» GIVEN TASK:
Find the lines with "structured" in them and copy them out.

» THE RECORDS:
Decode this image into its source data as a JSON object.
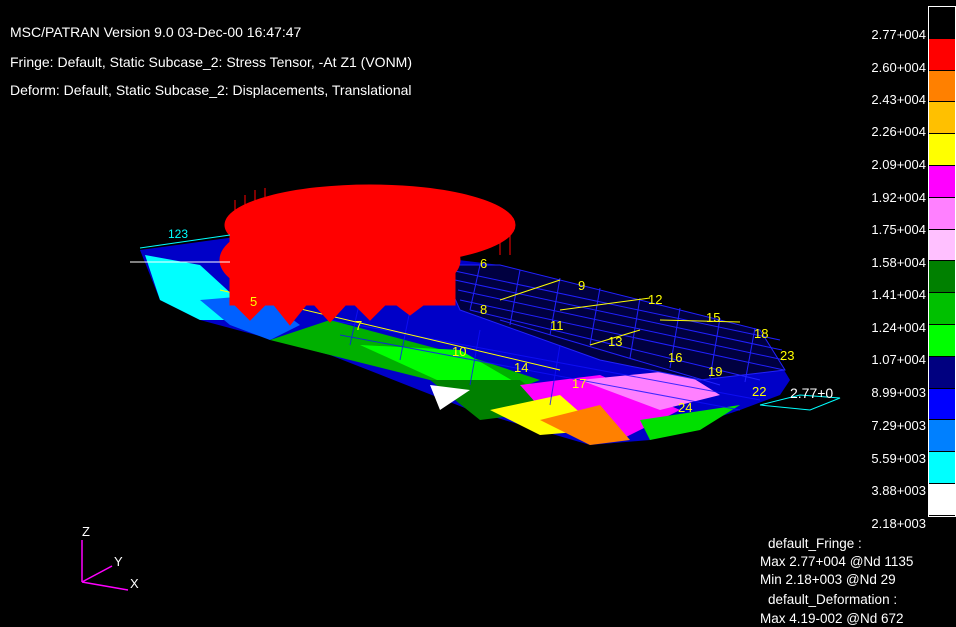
{
  "header": {
    "line1": "MSC/PATRAN Version 9.0 03-Dec-00 16:47:47",
    "line2": "Fringe: Default, Static Subcase_2: Stress Tensor, -At Z1 (VONM)",
    "line3": "Deform: Default, Static Subcase_2: Displacements, Translational"
  },
  "legend": {
    "labels": [
      "2.77+004",
      "2.60+004",
      "2.43+004",
      "2.26+004",
      "2.09+004",
      "1.92+004",
      "1.75+004",
      "1.58+004",
      "1.41+004",
      "1.24+004",
      "1.07+004",
      "8.99+003",
      "7.29+003",
      "5.59+003",
      "3.88+003",
      "2.18+003"
    ],
    "colors": [
      "#000000",
      "#ff0000",
      "#ff8000",
      "#ffc000",
      "#ffff00",
      "#ff00ff",
      "#ff80ff",
      "#ffc0ff",
      "#008000",
      "#00c000",
      "#00ff00",
      "#000080",
      "#0000ff",
      "#0080ff",
      "#00ffff",
      "#ffffff"
    ]
  },
  "info": {
    "fringe_title": "default_Fringe :",
    "fringe_max": "Max 2.77+004 @Nd 1135",
    "fringe_min": "Min 2.18+003 @Nd 29",
    "deform_title": "default_Deformation :",
    "deform_max": "Max 4.19-002 @Nd 672"
  },
  "axes": {
    "z": "Z",
    "y": "Y",
    "x": "X"
  },
  "model": {
    "node_labels": [
      "5",
      "6",
      "7",
      "8",
      "9",
      "10",
      "11",
      "12",
      "13",
      "14",
      "15",
      "16",
      "17",
      "18",
      "19",
      "22",
      "23",
      "24"
    ],
    "max_marker": "2.77+0"
  }
}
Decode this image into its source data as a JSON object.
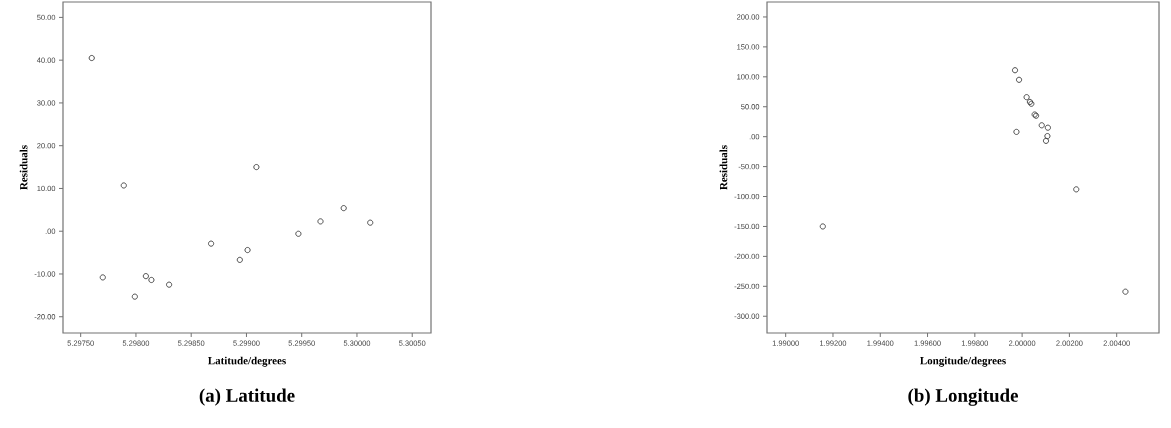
{
  "chart_data": [
    {
      "type": "scatter",
      "xlabel": "Latitude/degrees",
      "ylabel": "Residuals",
      "annotations": [
        "(a) Latitude"
      ],
      "marker": "circle",
      "grid": false,
      "x": [
        5.2976,
        5.2977,
        5.29789,
        5.29799,
        5.29809,
        5.29814,
        5.2983,
        5.29868,
        5.29894,
        5.29901,
        5.29909,
        5.29947,
        5.29967,
        5.29988,
        5.30012
      ],
      "series": [
        {
          "color": "#3a3a3a",
          "values": [
            40.5,
            -10.8,
            10.7,
            -15.3,
            -10.5,
            -11.4,
            -12.5,
            -2.9,
            -6.7,
            -4.4,
            15.0,
            -0.6,
            2.3,
            5.4,
            2.0
          ]
        }
      ],
      "xlim": [
        5.29734,
        5.30067
      ],
      "ylim": [
        -23.8,
        53.6
      ],
      "xticks": [
        {
          "value": 5.2975,
          "label": "5.29750"
        },
        {
          "value": 5.298,
          "label": "5.29800"
        },
        {
          "value": 5.2985,
          "label": "5.29850"
        },
        {
          "value": 5.299,
          "label": "5.29900"
        },
        {
          "value": 5.2995,
          "label": "5.29950"
        },
        {
          "value": 5.3,
          "label": "5.30000"
        },
        {
          "value": 5.3005,
          "label": "5.30050"
        }
      ],
      "yticks": [
        {
          "value": -20,
          "label": "-20.00"
        },
        {
          "value": -10,
          "label": "-10.00"
        },
        {
          "value": 0,
          "label": ".00"
        },
        {
          "value": 10,
          "label": "10.00"
        },
        {
          "value": 20,
          "label": "20.00"
        },
        {
          "value": 30,
          "label": "30.00"
        },
        {
          "value": 40,
          "label": "40.00"
        },
        {
          "value": 50,
          "label": "50.00"
        }
      ]
    },
    {
      "type": "scatter",
      "xlabel": "Longitude/degrees",
      "ylabel": "Residuals",
      "annotations": [
        "(b) Longitude"
      ],
      "marker": "circle",
      "grid": false,
      "x": [
        1.99157,
        1.9997,
        1.99987,
        1.99976,
        2.00019,
        2.00033,
        2.00039,
        2.00053,
        2.00059,
        2.00083,
        2.00109,
        2.00107,
        2.00101,
        2.00229,
        2.00437
      ],
      "series": [
        {
          "color": "#3a3a3a",
          "values": [
            -150,
            111,
            95,
            8,
            66,
            58,
            55,
            37,
            35,
            19,
            15,
            1,
            -7,
            -88,
            -259
          ]
        }
      ],
      "xlim": [
        1.98921,
        2.00579
      ],
      "ylim": [
        -328,
        225
      ],
      "xticks": [
        {
          "value": 1.99,
          "label": "1.99000"
        },
        {
          "value": 1.992,
          "label": "1.99200"
        },
        {
          "value": 1.994,
          "label": "1.99400"
        },
        {
          "value": 1.996,
          "label": "1.99600"
        },
        {
          "value": 1.998,
          "label": "1.99800"
        },
        {
          "value": 2.0,
          "label": "2.00000"
        },
        {
          "value": 2.002,
          "label": "2.00200"
        },
        {
          "value": 2.004,
          "label": "2.00400"
        }
      ],
      "yticks": [
        {
          "value": -300,
          "label": "-300.00"
        },
        {
          "value": -250,
          "label": "-250.00"
        },
        {
          "value": -200,
          "label": "-200.00"
        },
        {
          "value": -150,
          "label": "-150.00"
        },
        {
          "value": -100,
          "label": "-100.00"
        },
        {
          "value": -50,
          "label": "-50.00"
        },
        {
          "value": 0,
          "label": ".00"
        },
        {
          "value": 50,
          "label": "50.00"
        },
        {
          "value": 100,
          "label": "100.00"
        },
        {
          "value": 150,
          "label": "150.00"
        },
        {
          "value": 200,
          "label": "200.00"
        }
      ]
    }
  ]
}
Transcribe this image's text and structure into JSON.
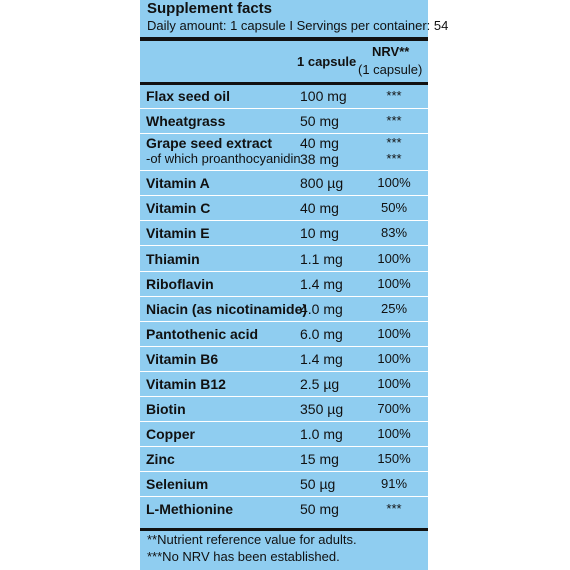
{
  "title": "Supplement facts",
  "subtitle": "Daily amount: 1 capsule  I  Servings per container: 54",
  "header": {
    "amount_label": "1 capsule",
    "nrv_label": "NRV**",
    "nrv_sub": "(1 capsule)"
  },
  "rows": [
    {
      "name": "Flax seed oil",
      "amount": "100 mg",
      "nrv": "***"
    },
    {
      "name": "Wheatgrass",
      "amount": "50 mg",
      "nrv": "***"
    },
    {
      "name": "Grape seed extract",
      "amount": "40 mg",
      "nrv": "***",
      "sub_name": "-of which proanthocyanidin",
      "sub_amount": "38 mg",
      "sub_nrv": "***"
    },
    {
      "name": "Vitamin A",
      "amount": "800 µg",
      "nrv": "100%"
    },
    {
      "name": "Vitamin C",
      "amount": "40 mg",
      "nrv": "50%"
    },
    {
      "name": "Vitamin E",
      "amount": "10 mg",
      "nrv": "83%"
    },
    {
      "name": "Thiamin",
      "amount": "1.1 mg",
      "nrv": "100%"
    },
    {
      "name": "Riboflavin",
      "amount": "1.4 mg",
      "nrv": "100%"
    },
    {
      "name": "Niacin (as nicotinamide)",
      "amount": "4.0 mg",
      "nrv": "25%"
    },
    {
      "name": "Pantothenic acid",
      "amount": "6.0 mg",
      "nrv": "100%"
    },
    {
      "name": "Vitamin B6",
      "amount": "1.4 mg",
      "nrv": "100%"
    },
    {
      "name": "Vitamin B12",
      "amount": "2.5 µg",
      "nrv": "100%"
    },
    {
      "name": "Biotin",
      "amount": "350 µg",
      "nrv": "700%"
    },
    {
      "name": "Copper",
      "amount": "1.0 mg",
      "nrv": "100%"
    },
    {
      "name": "Zinc",
      "amount": "15 mg",
      "nrv": "150%"
    },
    {
      "name": "Selenium",
      "amount": "50 µg",
      "nrv": "91%"
    },
    {
      "name": "L-Methionine",
      "amount": "50 mg",
      "nrv": "***"
    }
  ],
  "footnotes": [
    "**Nutrient reference value for adults.",
    "***No NRV has been established."
  ]
}
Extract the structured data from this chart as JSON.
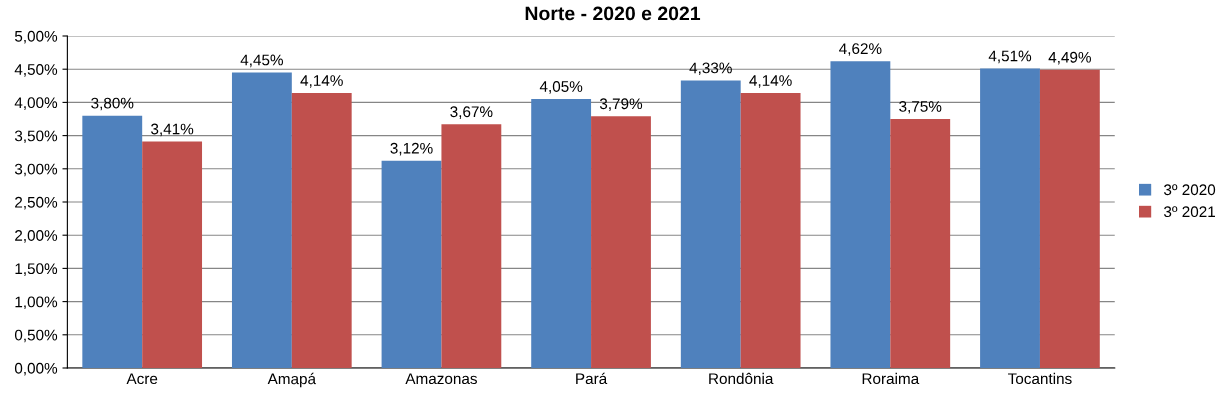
{
  "chart_data": {
    "type": "bar",
    "title": "Norte - 2020 e 2021",
    "categories": [
      "Acre",
      "Amapá",
      "Amazonas",
      "Pará",
      "Rondônia",
      "Roraima",
      "Tocantins"
    ],
    "series": [
      {
        "name": "3º 2020",
        "color": "#4f81bd",
        "values": [
          3.8,
          4.45,
          3.12,
          4.05,
          4.33,
          4.62,
          4.51
        ],
        "value_labels": [
          "3,80%",
          "4,45%",
          "3,12%",
          "4,05%",
          "4,33%",
          "4,62%",
          "4,51%"
        ]
      },
      {
        "name": "3º 2021",
        "color": "#c0504d",
        "values": [
          3.41,
          4.14,
          3.67,
          3.79,
          4.14,
          3.75,
          4.49
        ],
        "value_labels": [
          "3,41%",
          "4,14%",
          "3,67%",
          "3,79%",
          "4,14%",
          "3,75%",
          "4,49%"
        ]
      }
    ],
    "ylim": [
      0,
      5
    ],
    "yticks": [
      {
        "value": 0,
        "label": "0,00%"
      },
      {
        "value": 0.5,
        "label": "0,50%"
      },
      {
        "value": 1,
        "label": "1,00%"
      },
      {
        "value": 1.5,
        "label": "1,50%"
      },
      {
        "value": 2,
        "label": "2,00%"
      },
      {
        "value": 2.5,
        "label": "2,50%"
      },
      {
        "value": 3,
        "label": "3,00%"
      },
      {
        "value": 3.5,
        "label": "3,50%"
      },
      {
        "value": 4,
        "label": "4,00%"
      },
      {
        "value": 4.5,
        "label": "4,50%"
      },
      {
        "value": 5,
        "label": "5,00%"
      }
    ],
    "grid": "y",
    "legend": "right"
  }
}
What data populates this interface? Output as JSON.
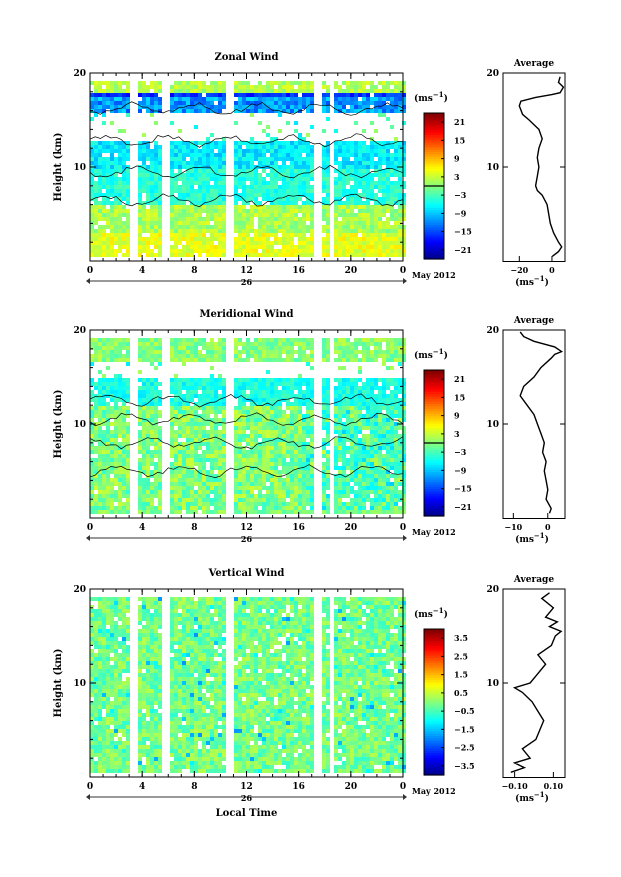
{
  "chart_data": [
    {
      "type": "heatmap",
      "title": "Zonal Wind",
      "ylabel": "Height (km)",
      "ylim": [
        0,
        20
      ],
      "y_ticks": [
        "10",
        "20"
      ],
      "x_ticks": [
        "0",
        "4",
        "8",
        "12",
        "16",
        "20",
        "0"
      ],
      "xlim": [
        0,
        24
      ],
      "date_label": "26",
      "date_suffix": "May 2012",
      "colorbar": {
        "unit_base": "(ms",
        "unit_exp": "−1",
        "unit_close": ")",
        "ticks": [
          "21",
          "15",
          "9",
          "3",
          "−3",
          "−9",
          "−15",
          "−21"
        ],
        "range": [
          -24,
          24
        ],
        "zero_line": true
      },
      "profile": {
        "title": "Average",
        "xlabel_base": "(ms",
        "xlabel_exp": "−1",
        "xlabel_close": ")",
        "xticks": [
          "−20",
          "0"
        ],
        "xlim": [
          -30,
          8
        ],
        "yticks": [
          "10",
          "20"
        ],
        "points": [
          [
            0.3,
            0.5
          ],
          [
            4,
            1
          ],
          [
            6,
            1.5
          ],
          [
            4,
            2
          ],
          [
            1,
            3
          ],
          [
            -1,
            4
          ],
          [
            -2,
            5
          ],
          [
            -3,
            6
          ],
          [
            -6,
            7
          ],
          [
            -9,
            7.5
          ],
          [
            -10,
            8
          ],
          [
            -9,
            9
          ],
          [
            -8,
            10
          ],
          [
            -9,
            11
          ],
          [
            -8,
            12
          ],
          [
            -6,
            13
          ],
          [
            -8,
            14
          ],
          [
            -14,
            15
          ],
          [
            -18,
            15.6
          ],
          [
            -20,
            16.5
          ],
          [
            -19,
            17
          ],
          [
            -10,
            17.4
          ],
          [
            0,
            17.7
          ],
          [
            5,
            17.9
          ],
          [
            7,
            18.5
          ],
          [
            4,
            19
          ],
          [
            5,
            19.6
          ]
        ]
      },
      "gaps": [
        [
          3.0,
          3.5
        ],
        [
          5.5,
          5.9
        ],
        [
          10.3,
          10.8
        ],
        [
          17.1,
          17.5
        ],
        [
          18.3,
          18.7
        ]
      ]
    },
    {
      "type": "heatmap",
      "title": "Meridional Wind",
      "ylabel": "Height (km)",
      "ylim": [
        0,
        20
      ],
      "y_ticks": [
        "10",
        "20"
      ],
      "x_ticks": [
        "0",
        "4",
        "8",
        "12",
        "16",
        "20",
        "0"
      ],
      "xlim": [
        0,
        24
      ],
      "date_label": "26",
      "date_suffix": "May 2012",
      "colorbar": {
        "unit_base": "(ms",
        "unit_exp": "−1",
        "unit_close": ")",
        "ticks": [
          "21",
          "15",
          "9",
          "3",
          "−3",
          "−9",
          "−15",
          "−21"
        ],
        "range": [
          -24,
          24
        ],
        "zero_line": true
      },
      "profile": {
        "title": "Average",
        "xlabel_base": "(ms",
        "xlabel_exp": "−1",
        "xlabel_close": ")",
        "xticks": [
          "−10",
          "0"
        ],
        "xlim": [
          -13,
          5
        ],
        "yticks": [
          "10",
          "20"
        ],
        "points": [
          [
            0.5,
            0.5
          ],
          [
            1,
            1
          ],
          [
            -0.5,
            2
          ],
          [
            0,
            3
          ],
          [
            -0.5,
            4
          ],
          [
            -1,
            5
          ],
          [
            -0.5,
            6
          ],
          [
            -1.5,
            7
          ],
          [
            -1,
            8
          ],
          [
            -2,
            9
          ],
          [
            -3,
            10
          ],
          [
            -4,
            11
          ],
          [
            -6,
            12
          ],
          [
            -8,
            13
          ],
          [
            -7,
            14
          ],
          [
            -4,
            15
          ],
          [
            -2,
            16
          ],
          [
            1,
            17
          ],
          [
            2,
            17.4
          ],
          [
            4,
            17.7
          ],
          [
            2,
            18.2
          ],
          [
            -4,
            18.8
          ],
          [
            -7,
            19.3
          ],
          [
            -8,
            19.8
          ]
        ]
      },
      "gaps": [
        [
          3.0,
          3.5
        ],
        [
          5.5,
          5.9
        ],
        [
          10.3,
          10.8
        ],
        [
          17.1,
          17.5
        ],
        [
          18.3,
          18.7
        ]
      ]
    },
    {
      "type": "heatmap",
      "title": "Vertical Wind",
      "xlabel": "Local Time",
      "ylabel": "Height (km)",
      "ylim": [
        0,
        20
      ],
      "y_ticks": [
        "10",
        "20"
      ],
      "x_ticks": [
        "0",
        "4",
        "8",
        "12",
        "16",
        "20",
        "0"
      ],
      "xlim": [
        0,
        24
      ],
      "date_label": "26",
      "date_suffix": "May 2012",
      "colorbar": {
        "unit_base": "(ms",
        "unit_exp": "−1",
        "unit_close": ")",
        "ticks": [
          "3.5",
          "2.5",
          "1.5",
          "0.5",
          "−0.5",
          "−1.5",
          "−2.5",
          "−3.5"
        ],
        "range": [
          -4,
          4
        ],
        "zero_line": false
      },
      "profile": {
        "title": "Average",
        "xlabel_base": "(ms",
        "xlabel_exp": "−1",
        "xlabel_close": ")",
        "xticks": [
          "−0.10",
          "0.10"
        ],
        "xlim": [
          -0.16,
          0.16
        ],
        "yticks": [
          "10",
          "20"
        ],
        "points": [
          [
            -0.12,
            0.5
          ],
          [
            -0.05,
            1
          ],
          [
            -0.1,
            1.5
          ],
          [
            -0.02,
            2
          ],
          [
            -0.06,
            3
          ],
          [
            0.01,
            4
          ],
          [
            0.03,
            5
          ],
          [
            0.05,
            6
          ],
          [
            0.02,
            7
          ],
          [
            -0.01,
            8
          ],
          [
            -0.06,
            9
          ],
          [
            -0.1,
            9.5
          ],
          [
            -0.02,
            10
          ],
          [
            0.02,
            11
          ],
          [
            0.06,
            12
          ],
          [
            0.02,
            13
          ],
          [
            0.09,
            14
          ],
          [
            0.11,
            15
          ],
          [
            0.14,
            15.5
          ],
          [
            0.08,
            16
          ],
          [
            0.12,
            16.5
          ],
          [
            0.06,
            17
          ],
          [
            0.1,
            18
          ],
          [
            0.04,
            19
          ],
          [
            0.08,
            19.6
          ]
        ]
      },
      "gaps": [
        [
          3.0,
          3.5
        ],
        [
          5.5,
          5.9
        ],
        [
          10.3,
          10.8
        ],
        [
          17.1,
          17.5
        ],
        [
          18.3,
          18.7
        ]
      ]
    }
  ]
}
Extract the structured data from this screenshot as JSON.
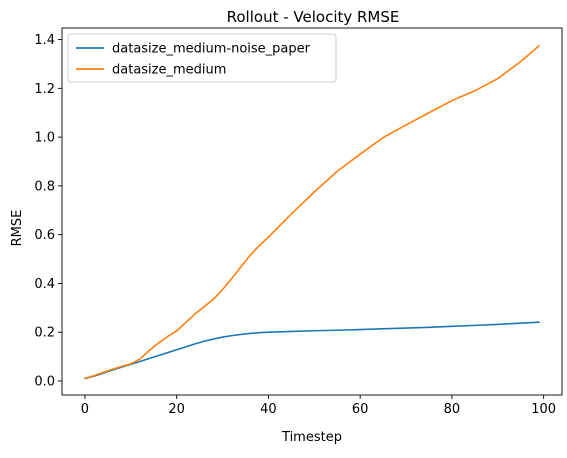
{
  "chart_data": {
    "type": "line",
    "title": "Rollout - Velocity RMSE",
    "xlabel": "Timestep",
    "ylabel": "RMSE",
    "xlim": [
      -5,
      104
    ],
    "ylim": [
      -0.0575,
      1.4475
    ],
    "xticks": [
      0,
      20,
      40,
      60,
      80,
      100
    ],
    "yticks": [
      0.0,
      0.2,
      0.4,
      0.6,
      0.8,
      1.0,
      1.2,
      1.4
    ],
    "xtick_labels": [
      "0",
      "20",
      "40",
      "60",
      "80",
      "100"
    ],
    "ytick_labels": [
      "0.0",
      "0.2",
      "0.4",
      "0.6",
      "0.8",
      "1.0",
      "1.2",
      "1.4"
    ],
    "grid": false,
    "legend_position": "top-left",
    "series": [
      {
        "name": "datasize_medium-noise_paper",
        "color": "#1f77b4",
        "x": [
          0,
          2,
          4,
          6,
          8,
          10,
          12,
          14,
          16,
          18,
          20,
          22,
          24,
          26,
          28,
          30,
          32,
          34,
          36,
          38,
          40,
          45,
          50,
          55,
          60,
          65,
          70,
          75,
          80,
          85,
          90,
          95,
          99
        ],
        "y": [
          0.01,
          0.02,
          0.032,
          0.045,
          0.057,
          0.068,
          0.08,
          0.092,
          0.104,
          0.116,
          0.128,
          0.14,
          0.152,
          0.163,
          0.172,
          0.18,
          0.186,
          0.191,
          0.195,
          0.198,
          0.2,
          0.203,
          0.206,
          0.208,
          0.211,
          0.214,
          0.217,
          0.22,
          0.224,
          0.228,
          0.232,
          0.237,
          0.241
        ]
      },
      {
        "name": "datasize_medium",
        "color": "#ff7f0e",
        "x": [
          0,
          2,
          4,
          6,
          8,
          10,
          12,
          14,
          16,
          18,
          20,
          22,
          24,
          26,
          28,
          30,
          32,
          34,
          36,
          38,
          40,
          45,
          50,
          55,
          60,
          65,
          70,
          75,
          80,
          85,
          90,
          95,
          99
        ],
        "y": [
          0.01,
          0.022,
          0.035,
          0.048,
          0.06,
          0.07,
          0.09,
          0.125,
          0.155,
          0.182,
          0.205,
          0.24,
          0.275,
          0.305,
          0.335,
          0.375,
          0.42,
          0.468,
          0.515,
          0.555,
          0.59,
          0.685,
          0.775,
          0.86,
          0.93,
          0.998,
          1.05,
          1.1,
          1.15,
          1.19,
          1.24,
          1.31,
          1.375
        ]
      }
    ]
  }
}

» OUTPUT BELOW:
Extract the structured data from this chart as JSON.
Extract the structured data from this screenshot as JSON.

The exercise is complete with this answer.